WHAT TO WORK ON: Look in the data below for the line that contains "Extract the structured". Copy that line and the remaining lines exactly.

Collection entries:
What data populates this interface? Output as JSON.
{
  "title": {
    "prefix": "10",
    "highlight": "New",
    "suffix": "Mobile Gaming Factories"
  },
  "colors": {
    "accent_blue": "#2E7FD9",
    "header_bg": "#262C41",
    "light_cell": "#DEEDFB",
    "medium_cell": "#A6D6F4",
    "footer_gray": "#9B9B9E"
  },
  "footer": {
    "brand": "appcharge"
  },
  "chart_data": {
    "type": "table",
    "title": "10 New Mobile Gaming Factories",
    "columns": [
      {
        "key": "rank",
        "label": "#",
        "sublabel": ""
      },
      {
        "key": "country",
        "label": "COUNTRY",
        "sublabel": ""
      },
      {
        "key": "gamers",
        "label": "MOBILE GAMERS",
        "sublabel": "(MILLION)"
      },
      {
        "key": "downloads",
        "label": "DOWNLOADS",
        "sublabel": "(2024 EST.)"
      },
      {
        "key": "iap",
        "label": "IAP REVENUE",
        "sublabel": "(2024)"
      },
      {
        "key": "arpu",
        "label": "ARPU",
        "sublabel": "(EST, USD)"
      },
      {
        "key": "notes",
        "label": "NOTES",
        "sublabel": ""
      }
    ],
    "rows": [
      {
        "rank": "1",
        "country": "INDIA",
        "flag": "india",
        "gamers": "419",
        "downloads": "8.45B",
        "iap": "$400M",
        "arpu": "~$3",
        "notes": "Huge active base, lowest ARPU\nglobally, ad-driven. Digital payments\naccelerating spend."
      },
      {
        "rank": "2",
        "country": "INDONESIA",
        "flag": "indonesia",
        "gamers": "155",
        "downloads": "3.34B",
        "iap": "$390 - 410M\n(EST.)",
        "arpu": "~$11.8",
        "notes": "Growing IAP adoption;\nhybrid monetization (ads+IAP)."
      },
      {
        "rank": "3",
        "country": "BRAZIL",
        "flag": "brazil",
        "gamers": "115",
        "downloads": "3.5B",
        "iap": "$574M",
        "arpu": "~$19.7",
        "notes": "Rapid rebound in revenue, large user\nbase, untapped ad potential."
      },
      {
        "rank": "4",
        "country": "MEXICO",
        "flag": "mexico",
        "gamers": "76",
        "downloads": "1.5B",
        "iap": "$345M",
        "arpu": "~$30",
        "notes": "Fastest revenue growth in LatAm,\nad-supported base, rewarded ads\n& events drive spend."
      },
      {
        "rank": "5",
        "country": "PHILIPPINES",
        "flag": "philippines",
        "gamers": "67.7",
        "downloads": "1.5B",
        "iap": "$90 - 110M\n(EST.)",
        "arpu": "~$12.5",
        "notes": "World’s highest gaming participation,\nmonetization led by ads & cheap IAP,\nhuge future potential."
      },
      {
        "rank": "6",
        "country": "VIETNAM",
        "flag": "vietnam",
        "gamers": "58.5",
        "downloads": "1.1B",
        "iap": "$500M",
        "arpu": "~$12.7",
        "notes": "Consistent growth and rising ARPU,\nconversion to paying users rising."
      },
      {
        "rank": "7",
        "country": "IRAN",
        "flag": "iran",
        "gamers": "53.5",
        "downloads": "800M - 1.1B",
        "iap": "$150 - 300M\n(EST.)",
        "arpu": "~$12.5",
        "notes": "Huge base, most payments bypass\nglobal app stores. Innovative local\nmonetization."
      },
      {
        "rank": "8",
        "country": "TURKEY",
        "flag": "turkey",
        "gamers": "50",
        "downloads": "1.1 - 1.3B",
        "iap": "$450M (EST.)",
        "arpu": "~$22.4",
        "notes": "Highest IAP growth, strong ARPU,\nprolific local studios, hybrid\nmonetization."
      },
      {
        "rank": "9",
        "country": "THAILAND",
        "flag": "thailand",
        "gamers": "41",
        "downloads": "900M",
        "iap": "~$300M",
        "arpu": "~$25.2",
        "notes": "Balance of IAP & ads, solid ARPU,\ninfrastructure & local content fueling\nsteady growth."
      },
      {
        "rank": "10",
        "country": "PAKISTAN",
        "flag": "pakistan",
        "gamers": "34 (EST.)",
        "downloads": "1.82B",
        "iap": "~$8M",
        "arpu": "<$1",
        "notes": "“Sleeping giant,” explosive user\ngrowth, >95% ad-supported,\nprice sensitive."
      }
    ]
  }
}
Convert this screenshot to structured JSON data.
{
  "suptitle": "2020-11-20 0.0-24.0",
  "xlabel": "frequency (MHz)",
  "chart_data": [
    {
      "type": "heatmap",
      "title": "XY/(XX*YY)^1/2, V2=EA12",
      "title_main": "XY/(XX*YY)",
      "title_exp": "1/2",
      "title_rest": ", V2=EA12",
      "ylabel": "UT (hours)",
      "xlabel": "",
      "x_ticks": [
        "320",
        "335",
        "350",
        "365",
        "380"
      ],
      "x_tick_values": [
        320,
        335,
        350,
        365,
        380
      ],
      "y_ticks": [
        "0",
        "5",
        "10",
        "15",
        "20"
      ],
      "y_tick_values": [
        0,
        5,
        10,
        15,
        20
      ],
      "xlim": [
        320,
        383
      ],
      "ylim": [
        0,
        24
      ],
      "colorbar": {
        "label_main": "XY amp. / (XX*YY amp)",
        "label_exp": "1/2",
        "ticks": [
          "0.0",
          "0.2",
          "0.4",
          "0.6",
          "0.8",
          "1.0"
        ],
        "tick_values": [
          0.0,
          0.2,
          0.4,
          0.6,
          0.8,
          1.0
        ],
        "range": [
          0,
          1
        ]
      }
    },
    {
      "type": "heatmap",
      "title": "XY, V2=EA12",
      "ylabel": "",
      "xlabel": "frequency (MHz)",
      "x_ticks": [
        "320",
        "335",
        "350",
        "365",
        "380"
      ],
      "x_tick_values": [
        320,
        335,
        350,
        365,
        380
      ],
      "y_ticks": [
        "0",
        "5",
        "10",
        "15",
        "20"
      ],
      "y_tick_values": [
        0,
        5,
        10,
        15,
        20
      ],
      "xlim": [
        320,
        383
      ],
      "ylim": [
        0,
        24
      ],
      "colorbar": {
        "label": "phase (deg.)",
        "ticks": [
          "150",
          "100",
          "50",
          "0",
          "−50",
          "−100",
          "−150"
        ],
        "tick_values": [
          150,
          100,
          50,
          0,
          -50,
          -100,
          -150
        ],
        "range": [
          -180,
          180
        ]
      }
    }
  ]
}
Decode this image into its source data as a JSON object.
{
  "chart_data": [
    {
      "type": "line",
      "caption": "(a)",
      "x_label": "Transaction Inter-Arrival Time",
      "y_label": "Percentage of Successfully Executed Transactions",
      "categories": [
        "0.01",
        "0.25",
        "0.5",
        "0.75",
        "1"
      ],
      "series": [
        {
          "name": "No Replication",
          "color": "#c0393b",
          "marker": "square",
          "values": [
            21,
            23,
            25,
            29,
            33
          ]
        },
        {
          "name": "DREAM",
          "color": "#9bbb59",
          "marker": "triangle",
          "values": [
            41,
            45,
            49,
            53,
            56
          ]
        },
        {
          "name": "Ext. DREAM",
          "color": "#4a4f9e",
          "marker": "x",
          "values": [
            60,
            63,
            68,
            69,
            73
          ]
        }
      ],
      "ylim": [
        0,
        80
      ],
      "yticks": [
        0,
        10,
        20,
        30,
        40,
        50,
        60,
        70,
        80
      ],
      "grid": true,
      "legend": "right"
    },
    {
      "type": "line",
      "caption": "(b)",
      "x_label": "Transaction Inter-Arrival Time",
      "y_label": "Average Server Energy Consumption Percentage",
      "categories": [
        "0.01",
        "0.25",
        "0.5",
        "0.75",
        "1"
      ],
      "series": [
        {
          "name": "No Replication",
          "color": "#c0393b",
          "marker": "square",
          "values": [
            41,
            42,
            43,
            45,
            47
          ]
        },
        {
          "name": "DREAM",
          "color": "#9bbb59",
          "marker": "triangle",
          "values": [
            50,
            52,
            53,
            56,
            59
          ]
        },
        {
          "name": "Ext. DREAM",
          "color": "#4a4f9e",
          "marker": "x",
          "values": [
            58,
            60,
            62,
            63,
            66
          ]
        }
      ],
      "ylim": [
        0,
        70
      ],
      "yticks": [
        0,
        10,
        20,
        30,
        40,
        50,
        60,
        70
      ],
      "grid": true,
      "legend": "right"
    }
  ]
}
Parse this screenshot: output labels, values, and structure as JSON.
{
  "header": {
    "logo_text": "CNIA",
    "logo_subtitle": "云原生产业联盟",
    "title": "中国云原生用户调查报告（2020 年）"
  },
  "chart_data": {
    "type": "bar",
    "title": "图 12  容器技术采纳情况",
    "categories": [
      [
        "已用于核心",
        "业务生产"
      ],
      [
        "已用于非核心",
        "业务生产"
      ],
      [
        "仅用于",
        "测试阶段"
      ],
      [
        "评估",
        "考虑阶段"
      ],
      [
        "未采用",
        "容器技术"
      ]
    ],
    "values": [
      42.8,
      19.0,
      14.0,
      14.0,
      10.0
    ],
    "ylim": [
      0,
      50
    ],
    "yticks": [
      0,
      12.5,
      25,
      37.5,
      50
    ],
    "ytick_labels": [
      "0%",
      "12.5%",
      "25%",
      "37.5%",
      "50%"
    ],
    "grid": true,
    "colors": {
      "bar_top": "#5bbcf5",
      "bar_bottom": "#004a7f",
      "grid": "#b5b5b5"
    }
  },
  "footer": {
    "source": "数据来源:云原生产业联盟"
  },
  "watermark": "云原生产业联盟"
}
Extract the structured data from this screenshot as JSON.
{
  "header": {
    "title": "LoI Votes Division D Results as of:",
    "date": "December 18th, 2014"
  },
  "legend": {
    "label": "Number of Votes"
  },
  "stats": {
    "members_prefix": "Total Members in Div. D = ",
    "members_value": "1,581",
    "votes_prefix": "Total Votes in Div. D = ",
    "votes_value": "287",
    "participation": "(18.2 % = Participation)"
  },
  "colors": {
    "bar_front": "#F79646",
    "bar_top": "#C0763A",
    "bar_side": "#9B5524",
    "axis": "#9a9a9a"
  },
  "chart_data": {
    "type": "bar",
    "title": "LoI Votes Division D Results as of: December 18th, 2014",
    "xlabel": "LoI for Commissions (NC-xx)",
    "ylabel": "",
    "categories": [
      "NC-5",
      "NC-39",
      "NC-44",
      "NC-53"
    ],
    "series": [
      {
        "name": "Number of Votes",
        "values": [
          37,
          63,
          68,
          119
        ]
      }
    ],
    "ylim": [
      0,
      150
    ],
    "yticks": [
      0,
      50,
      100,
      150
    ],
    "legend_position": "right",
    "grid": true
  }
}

EXERCISE RESPONSE:
Extract the structured data from this screenshot as JSON.
{
  "header": {
    "title": "LoI Votes Division D Results as of:",
    "date": "December 18th, 2014"
  },
  "legend": {
    "label": "Number of Votes"
  },
  "stats": {
    "members_prefix": "Total Members in Div. D = ",
    "members_value": "1,581",
    "votes_prefix": "Total Votes in Div. D = ",
    "votes_value": "287",
    "participation": "(18.2 % = Participation)"
  },
  "colors": {
    "bar_front": "#F79646",
    "bar_top": "#C0763A",
    "bar_side": "#9B5524",
    "axis": "#9a9a9a"
  },
  "chart_data": {
    "type": "bar",
    "title": "LoI Votes Division D Results as of: December 18th, 2014",
    "xlabel": "LoI for Commissions (NC-xx)",
    "ylabel": "",
    "categories": [
      "NC-5",
      "NC-39",
      "NC-44",
      "NC-53"
    ],
    "series": [
      {
        "name": "Number of Votes",
        "values": [
          37,
          63,
          68,
          119
        ]
      }
    ],
    "ylim": [
      0,
      150
    ],
    "yticks": [
      0,
      50,
      100,
      150
    ],
    "legend_position": "right",
    "grid": true
  }
}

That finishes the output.